| INSTRUCTION |
Without the pictures, return each record as it appears.

────────

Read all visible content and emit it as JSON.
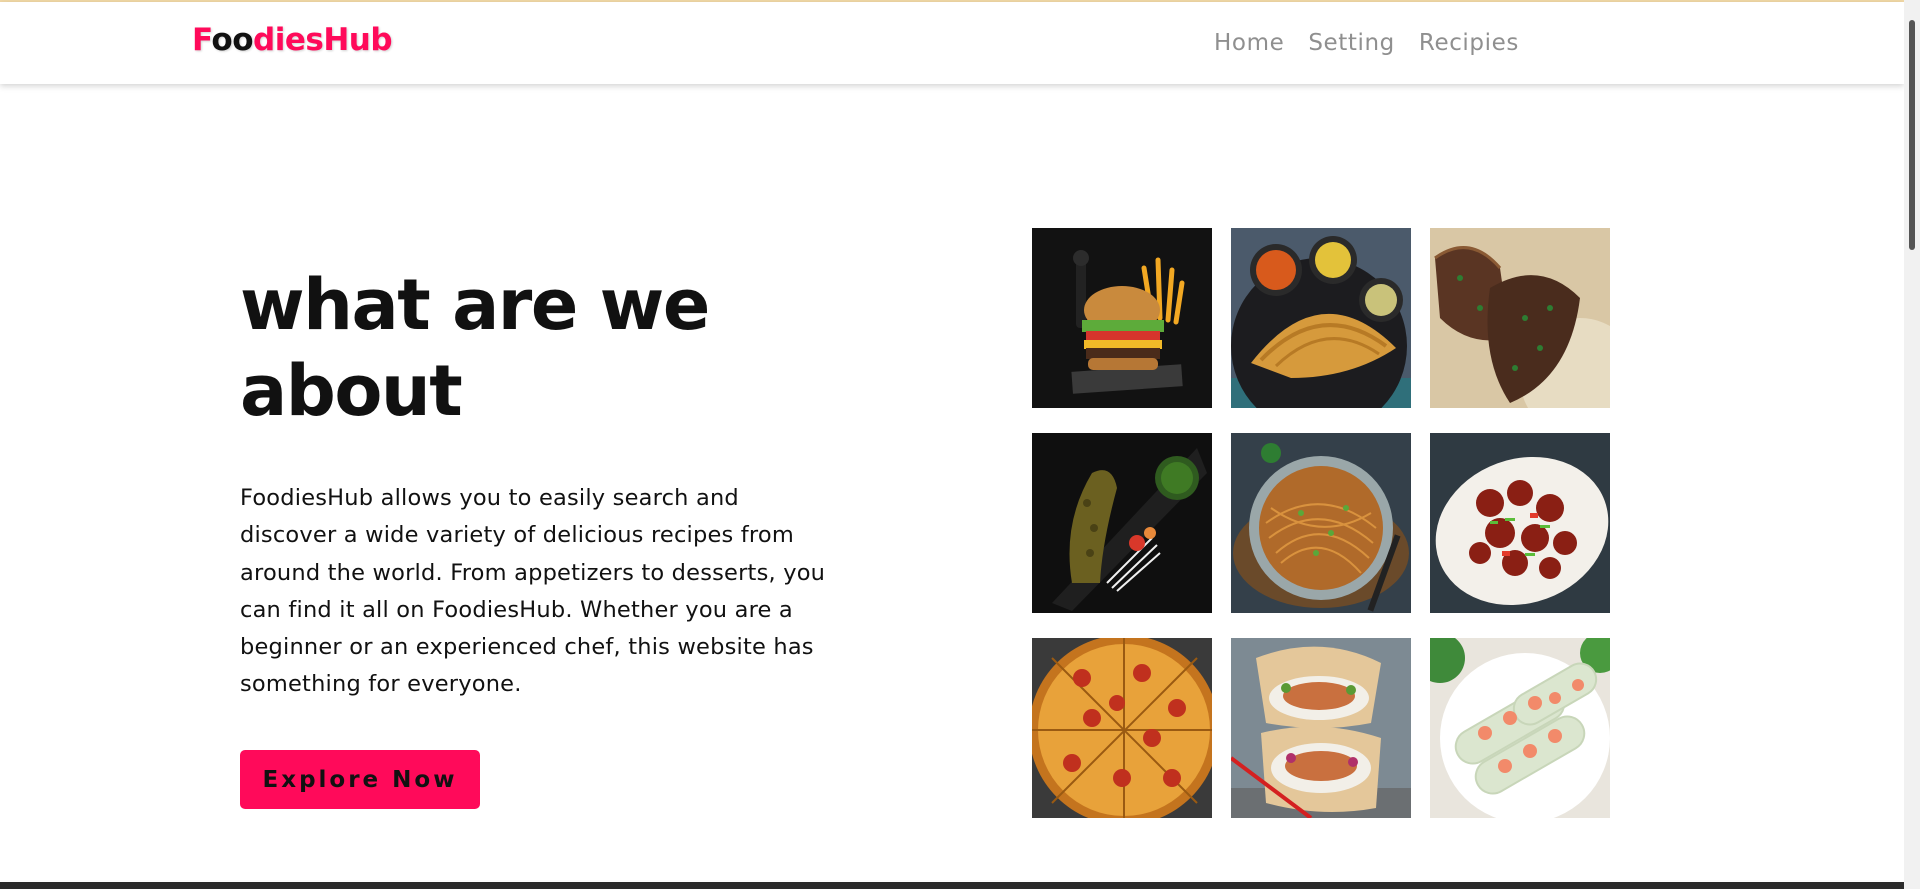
{
  "navbar": {
    "brand_prefix": "F",
    "brand_oo": "oo",
    "brand_suffix": "diesHub",
    "links": [
      {
        "label": "Home"
      },
      {
        "label": "Setting"
      },
      {
        "label": "Recipies"
      }
    ]
  },
  "about": {
    "headline_line1": "what are we",
    "headline_line2": "about",
    "description": "FoodiesHub allows you to easily search and discover a wide variety of delicious recipes from around the world. From appetizers to desserts, you can find it all on FoodiesHub. Whether you are a beginner or an experienced chef, this website has something for everyone.",
    "cta_label": "Explore Now"
  },
  "colors": {
    "brand_accent": "#ff0a5a",
    "nav_text": "#8f8f8f",
    "heading_text": "#111111"
  }
}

────────

| COMPLETED EXERCISE |
Read all visible content and emit it as JSON.
{
  "navbar": {
    "brand_prefix": "F",
    "brand_oo": "oo",
    "brand_suffix": "diesHub",
    "links": [
      {
        "label": "Home"
      },
      {
        "label": "Setting"
      },
      {
        "label": "Recipies"
      }
    ]
  },
  "about": {
    "headline_line1": "what are we",
    "headline_line2": "about",
    "description": "FoodiesHub allows you to easily search and discover a wide variety of delicious recipes from around the world. From appetizers to desserts, you can find it all on FoodiesHub. Whether you are a beginner or an experienced chef, this website has something for everyone.",
    "cta_label": "Explore Now"
  },
  "colors": {
    "brand_accent": "#ff0a5a",
    "nav_text": "#8f8f8f",
    "heading_text": "#111111"
  }
}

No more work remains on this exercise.